Data entries
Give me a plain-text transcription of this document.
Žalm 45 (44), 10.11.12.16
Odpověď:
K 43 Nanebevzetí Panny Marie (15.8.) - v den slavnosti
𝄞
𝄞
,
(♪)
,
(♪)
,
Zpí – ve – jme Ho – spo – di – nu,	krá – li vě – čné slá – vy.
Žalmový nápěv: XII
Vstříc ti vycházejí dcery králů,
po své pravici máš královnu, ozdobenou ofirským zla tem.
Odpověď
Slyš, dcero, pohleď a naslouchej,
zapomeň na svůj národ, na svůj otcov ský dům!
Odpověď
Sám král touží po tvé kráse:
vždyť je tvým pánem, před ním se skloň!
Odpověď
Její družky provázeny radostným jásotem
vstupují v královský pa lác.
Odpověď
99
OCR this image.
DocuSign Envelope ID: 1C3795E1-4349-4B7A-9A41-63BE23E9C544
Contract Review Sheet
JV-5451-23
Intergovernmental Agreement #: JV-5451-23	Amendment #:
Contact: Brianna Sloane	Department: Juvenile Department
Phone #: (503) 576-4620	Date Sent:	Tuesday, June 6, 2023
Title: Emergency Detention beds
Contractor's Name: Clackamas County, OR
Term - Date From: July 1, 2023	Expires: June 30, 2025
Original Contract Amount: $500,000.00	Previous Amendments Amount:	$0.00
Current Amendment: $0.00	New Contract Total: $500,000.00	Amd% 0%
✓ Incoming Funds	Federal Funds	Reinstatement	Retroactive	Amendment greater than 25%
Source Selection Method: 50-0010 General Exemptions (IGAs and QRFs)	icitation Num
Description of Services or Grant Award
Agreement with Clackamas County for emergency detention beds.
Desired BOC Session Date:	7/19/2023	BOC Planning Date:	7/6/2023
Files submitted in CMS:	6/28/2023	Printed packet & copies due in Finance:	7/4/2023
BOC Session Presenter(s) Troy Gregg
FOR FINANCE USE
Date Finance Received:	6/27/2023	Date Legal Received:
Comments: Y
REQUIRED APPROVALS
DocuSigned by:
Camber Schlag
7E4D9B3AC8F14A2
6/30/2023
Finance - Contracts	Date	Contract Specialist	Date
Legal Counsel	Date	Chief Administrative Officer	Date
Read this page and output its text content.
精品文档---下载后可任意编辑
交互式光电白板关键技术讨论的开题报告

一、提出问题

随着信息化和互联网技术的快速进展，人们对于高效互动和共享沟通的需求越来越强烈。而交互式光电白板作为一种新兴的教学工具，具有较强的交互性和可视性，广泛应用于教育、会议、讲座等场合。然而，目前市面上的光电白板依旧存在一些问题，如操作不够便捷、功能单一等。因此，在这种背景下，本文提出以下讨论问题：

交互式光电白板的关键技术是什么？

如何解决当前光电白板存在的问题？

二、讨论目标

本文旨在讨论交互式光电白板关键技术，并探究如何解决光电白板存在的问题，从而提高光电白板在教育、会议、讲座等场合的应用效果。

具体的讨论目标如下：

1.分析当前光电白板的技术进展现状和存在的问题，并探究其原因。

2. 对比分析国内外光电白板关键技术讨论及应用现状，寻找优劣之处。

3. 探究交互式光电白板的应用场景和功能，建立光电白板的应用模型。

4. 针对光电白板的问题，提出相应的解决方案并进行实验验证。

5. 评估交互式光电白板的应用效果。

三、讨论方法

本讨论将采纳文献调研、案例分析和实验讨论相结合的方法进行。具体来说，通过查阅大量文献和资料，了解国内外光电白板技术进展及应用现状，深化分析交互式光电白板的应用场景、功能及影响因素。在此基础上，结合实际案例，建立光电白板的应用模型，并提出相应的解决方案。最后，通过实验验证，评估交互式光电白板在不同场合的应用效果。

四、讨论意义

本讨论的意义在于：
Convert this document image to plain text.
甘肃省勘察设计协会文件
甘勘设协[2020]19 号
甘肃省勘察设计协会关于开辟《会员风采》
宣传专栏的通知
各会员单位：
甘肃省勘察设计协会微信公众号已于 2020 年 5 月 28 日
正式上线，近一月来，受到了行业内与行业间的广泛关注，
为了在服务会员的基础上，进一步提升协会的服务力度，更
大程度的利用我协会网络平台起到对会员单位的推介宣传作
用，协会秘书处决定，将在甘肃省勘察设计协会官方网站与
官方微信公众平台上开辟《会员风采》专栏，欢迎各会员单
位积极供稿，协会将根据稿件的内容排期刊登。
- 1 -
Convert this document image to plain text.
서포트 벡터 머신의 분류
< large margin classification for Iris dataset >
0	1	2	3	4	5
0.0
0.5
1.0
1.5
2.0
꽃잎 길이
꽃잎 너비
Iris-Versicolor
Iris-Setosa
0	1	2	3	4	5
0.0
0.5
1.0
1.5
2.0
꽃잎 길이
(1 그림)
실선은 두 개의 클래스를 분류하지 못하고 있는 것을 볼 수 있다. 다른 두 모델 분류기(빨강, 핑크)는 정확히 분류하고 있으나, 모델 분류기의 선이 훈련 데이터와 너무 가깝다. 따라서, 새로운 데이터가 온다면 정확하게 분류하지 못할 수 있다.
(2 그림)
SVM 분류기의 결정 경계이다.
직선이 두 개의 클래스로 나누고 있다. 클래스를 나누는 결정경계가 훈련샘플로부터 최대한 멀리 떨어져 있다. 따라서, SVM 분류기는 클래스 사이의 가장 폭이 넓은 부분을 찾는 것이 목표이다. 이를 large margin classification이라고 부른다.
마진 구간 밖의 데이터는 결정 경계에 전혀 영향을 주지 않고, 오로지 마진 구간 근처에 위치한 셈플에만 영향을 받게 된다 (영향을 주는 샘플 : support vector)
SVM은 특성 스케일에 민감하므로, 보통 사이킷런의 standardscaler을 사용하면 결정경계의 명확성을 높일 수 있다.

● What you have to do: Write all of the records out again exactly.

● Finished answer:
Give me a plain-text transcription of this document.
Žalm 45 (44), 10.11.12.16
Odpověď:
K 43 Nanebevzetí Panny Marie (15.8.) - v den slavnosti
𝄞
𝄞
,
(♪)
,
(♪)
,
Zpí – ve – jme Ho – spo – di – nu,	krá – li vě – čné slá – vy.
Žalmový nápěv: XII
Vstříc ti vycházejí dcery králů,
po své pravici máš královnu, ozdobenou ofirským zla tem.
Odpověď
Slyš, dcero, pohleď a naslouchej,
zapomeň na svůj národ, na svůj otcov ský dům!
Odpověď
Sám král touží po tvé kráse:
vždyť je tvým pánem, před ním se skloň!
Odpověď
Její družky provázeny radostným jásotem
vstupují v královský pa lác.
Odpověď
99
OCR this image.
DocuSign Envelope ID: 1C3795E1-4349-4B7A-9A41-63BE23E9C544
Contract Review Sheet
JV-5451-23
Intergovernmental Agreement #: JV-5451-23	Amendment #:
Contact: Brianna Sloane	Department: Juvenile Department
Phone #: (503) 576-4620	Date Sent:	Tuesday, June 6, 2023
Title: Emergency Detention beds
Contractor's Name: Clackamas County, OR
Term - Date From: July 1, 2023	Expires: June 30, 2025
Original Contract Amount: $500,000.00	Previous Amendments Amount:	$0.00
Current Amendment: $0.00	New Contract Total: $500,000.00	Amd% 0%
✓ Incoming Funds	Federal Funds	Reinstatement	Retroactive	Amendment greater than 25%
Source Selection Method: 50-0010 General Exemptions (IGAs and QRFs)	icitation Num
Description of Services or Grant Award
Agreement with Clackamas County for emergency detention beds.
Desired BOC Session Date:	7/19/2023	BOC Planning Date:	7/6/2023
Files submitted in CMS:	6/28/2023	Printed packet & copies due in Finance:	7/4/2023
BOC Session Presenter(s) Troy Gregg
FOR FINANCE USE
Date Finance Received:	6/27/2023	Date Legal Received:
Comments: Y
REQUIRED APPROVALS
DocuSigned by:
Camber Schlag
7E4D9B3AC8F14A2
6/30/2023
Finance - Contracts	Date	Contract Specialist	Date
Legal Counsel	Date	Chief Administrative Officer	Date
Read this page and output its text content.
精品文档---下载后可任意编辑
交互式光电白板关键技术讨论的开题报告

一、提出问题

随着信息化和互联网技术的快速进展，人们对于高效互动和共享沟通的需求越来越强烈。而交互式光电白板作为一种新兴的教学工具，具有较强的交互性和可视性，广泛应用于教育、会议、讲座等场合。然而，目前市面上的光电白板依旧存在一些问题，如操作不够便捷、功能单一等。因此，在这种背景下，本文提出以下讨论问题：

交互式光电白板的关键技术是什么？

如何解决当前光电白板存在的问题？

二、讨论目标

本文旨在讨论交互式光电白板关键技术，并探究如何解决光电白板存在的问题，从而提高光电白板在教育、会议、讲座等场合的应用效果。

具体的讨论目标如下：

1.分析当前光电白板的技术进展现状和存在的问题，并探究其原因。

2. 对比分析国内外光电白板关键技术讨论及应用现状，寻找优劣之处。

3. 探究交互式光电白板的应用场景和功能，建立光电白板的应用模型。

4. 针对光电白板的问题，提出相应的解决方案并进行实验验证。

5. 评估交互式光电白板的应用效果。

三、讨论方法

本讨论将采纳文献调研、案例分析和实验讨论相结合的方法进行。具体来说，通过查阅大量文献和资料，了解国内外光电白板技术进展及应用现状，深化分析交互式光电白板的应用场景、功能及影响因素。在此基础上，结合实际案例，建立光电白板的应用模型，并提出相应的解决方案。最后，通过实验验证，评估交互式光电白板在不同场合的应用效果。

四、讨论意义

本讨论的意义在于：
Convert this document image to plain text.
甘肃省勘察设计协会文件
甘勘设协[2020]19 号
甘肃省勘察设计协会关于开辟《会员风采》
宣传专栏的通知
各会员单位：
甘肃省勘察设计协会微信公众号已于 2020 年 5 月 28 日
正式上线，近一月来，受到了行业内与行业间的广泛关注，
为了在服务会员的基础上，进一步提升协会的服务力度，更
大程度的利用我协会网络平台起到对会员单位的推介宣传作
用，协会秘书处决定，将在甘肃省勘察设计协会官方网站与
官方微信公众平台上开辟《会员风采》专栏，欢迎各会员单
位积极供稿，协会将根据稿件的内容排期刊登。
- 1 -
Convert this document image to plain text.
서포트 벡터 머신의 분류
< large margin classification for Iris dataset >
0	1	2	3	4	5
0.0
0.5
1.0
1.5
2.0
꽃잎 길이
꽃잎 너비
Iris-Versicolor
Iris-Setosa
0	1	2	3	4	5
0.0
0.5
1.0
1.5
2.0
꽃잎 길이
(1 그림)
실선은 두 개의 클래스를 분류하지 못하고 있는 것을 볼 수 있다. 다른 두 모델 분류기(빨강, 핑크)는 정확히 분류하고 있으나, 모델 분류기의 선이 훈련 데이터와 너무 가깝다. 따라서, 새로운 데이터가 온다면 정확하게 분류하지 못할 수 있다.
(2 그림)
SVM 분류기의 결정 경계이다.
직선이 두 개의 클래스로 나누고 있다. 클래스를 나누는 결정경계가 훈련샘플로부터 최대한 멀리 떨어져 있다. 따라서, SVM 분류기는 클래스 사이의 가장 폭이 넓은 부분을 찾는 것이 목표이다. 이를 large margin classification이라고 부른다.
마진 구간 밖의 데이터는 결정 경계에 전혀 영향을 주지 않고, 오로지 마진 구간 근처에 위치한 셈플에만 영향을 받게 된다 (영향을 주는 샘플 : support vector)
SVM은 특성 스케일에 민감하므로, 보통 사이킷런의 standardscaler을 사용하면 결정경계의 명확성을 높일 수 있다.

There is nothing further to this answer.